DIRECTIVE:
Using the film review below, answer these:
(a) What was Bhardwaj before his movie debut?
(b) How long did Sholay run to packed houses at a cinema in Bombay?
(c) With which film is the first film unfavorably compared?

PROVIDED PASSAGE:

[START]

While trying to fuse arthouse with Bollywood, Bhardwaj ends up having the film become neither. To misquote another great writer, “Oh, Arthouse is Arthouse, and Bollywood is Bollywood, and never the twain shall meet.” Despite this, though, the soundtrack is fantastic since Bhardwaj was, before his movie debut, a highly competent music director. Although it comes highly recommended for watching, it is disappointing when compared with Maqbool.

Sholay

Sholay, on the other hand, is unabashedly Bollywood. The creators of this film had no grand ideas of fusing arthouse and Bollywood. They just wanted to make a lucrative and successful film. And boy, did they ever. Sholay is the highest grossing and most profitable Hindi movie ever made. It ran to packed houses continuously for five years at a cinema in Bombay and several others across India. If you ever wish to befriend an Indian, it is recommended you bring up this film, and they will be able to quote its dialogue verbatim, over thirty years after its original release. It changed the face of Bollywood and, arguably, was responsible for creating the phenomenon that was Bollywood through the late seventies up to the early- to mid-eighties.

[END]

SUPPLIED ENTRIES:
[START]

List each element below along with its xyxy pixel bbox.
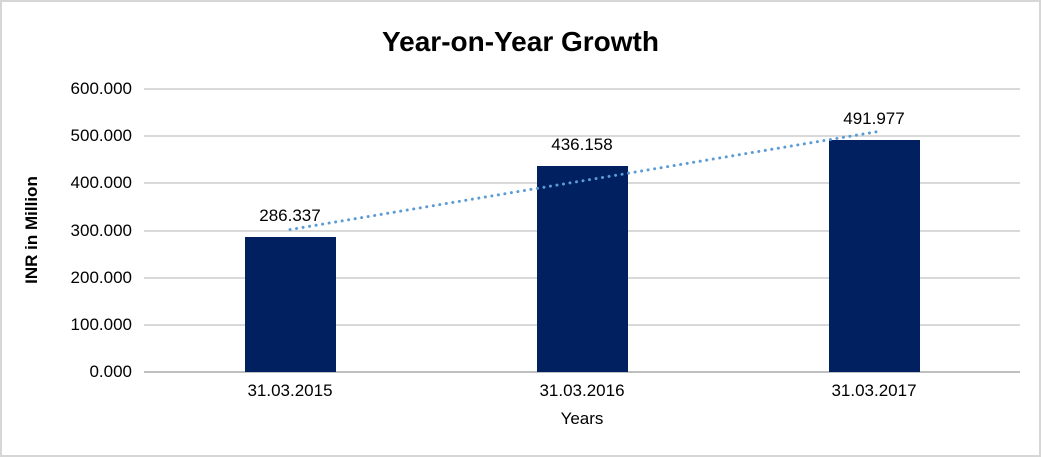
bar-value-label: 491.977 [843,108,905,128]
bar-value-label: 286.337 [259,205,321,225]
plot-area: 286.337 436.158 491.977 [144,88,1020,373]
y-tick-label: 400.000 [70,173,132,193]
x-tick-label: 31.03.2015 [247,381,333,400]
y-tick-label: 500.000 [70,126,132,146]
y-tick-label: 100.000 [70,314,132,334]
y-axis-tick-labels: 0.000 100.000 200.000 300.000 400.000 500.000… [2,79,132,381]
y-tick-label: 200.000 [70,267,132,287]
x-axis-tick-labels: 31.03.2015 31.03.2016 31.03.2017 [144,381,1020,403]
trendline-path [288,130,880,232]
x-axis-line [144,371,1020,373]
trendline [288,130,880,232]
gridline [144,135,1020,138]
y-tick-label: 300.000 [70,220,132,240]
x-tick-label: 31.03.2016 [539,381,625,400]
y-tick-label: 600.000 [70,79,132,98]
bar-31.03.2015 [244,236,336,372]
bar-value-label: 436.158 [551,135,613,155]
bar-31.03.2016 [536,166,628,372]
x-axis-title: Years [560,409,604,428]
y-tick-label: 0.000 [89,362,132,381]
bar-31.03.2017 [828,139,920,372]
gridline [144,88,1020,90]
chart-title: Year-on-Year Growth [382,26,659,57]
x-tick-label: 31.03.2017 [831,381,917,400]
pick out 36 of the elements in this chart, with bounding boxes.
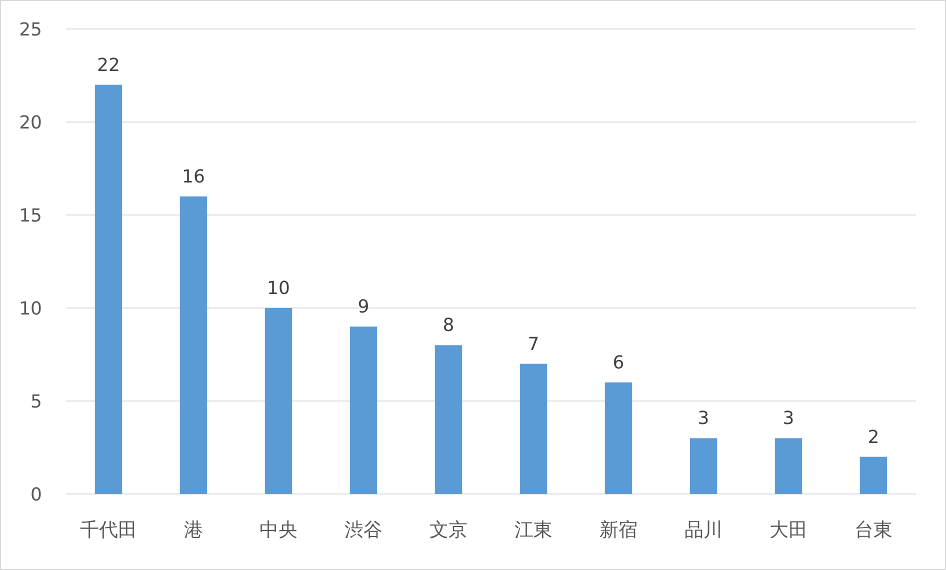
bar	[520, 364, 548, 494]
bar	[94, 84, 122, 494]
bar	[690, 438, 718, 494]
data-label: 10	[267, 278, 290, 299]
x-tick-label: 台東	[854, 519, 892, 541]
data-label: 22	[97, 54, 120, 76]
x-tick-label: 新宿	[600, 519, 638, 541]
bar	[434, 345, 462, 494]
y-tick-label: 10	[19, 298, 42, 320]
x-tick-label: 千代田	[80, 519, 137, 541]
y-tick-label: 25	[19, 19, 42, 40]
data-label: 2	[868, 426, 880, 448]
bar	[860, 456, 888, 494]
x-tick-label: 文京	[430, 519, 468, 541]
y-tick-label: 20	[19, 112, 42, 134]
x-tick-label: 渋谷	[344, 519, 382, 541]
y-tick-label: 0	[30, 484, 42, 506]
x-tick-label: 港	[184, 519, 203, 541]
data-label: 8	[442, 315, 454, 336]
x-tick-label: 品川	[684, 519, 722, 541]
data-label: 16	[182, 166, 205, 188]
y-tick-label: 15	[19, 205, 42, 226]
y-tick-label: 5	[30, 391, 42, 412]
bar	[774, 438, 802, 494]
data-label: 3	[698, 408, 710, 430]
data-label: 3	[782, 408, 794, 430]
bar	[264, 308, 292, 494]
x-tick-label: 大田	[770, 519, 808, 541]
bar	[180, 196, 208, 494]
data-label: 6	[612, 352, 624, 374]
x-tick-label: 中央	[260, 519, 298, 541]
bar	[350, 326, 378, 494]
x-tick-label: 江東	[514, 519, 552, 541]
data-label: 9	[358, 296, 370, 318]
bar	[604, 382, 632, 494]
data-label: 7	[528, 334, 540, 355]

[END]

EXERCISE OUTPUT:
(a) A highly competent music director.
(b) Five years, continuously.
(c) Maqbool.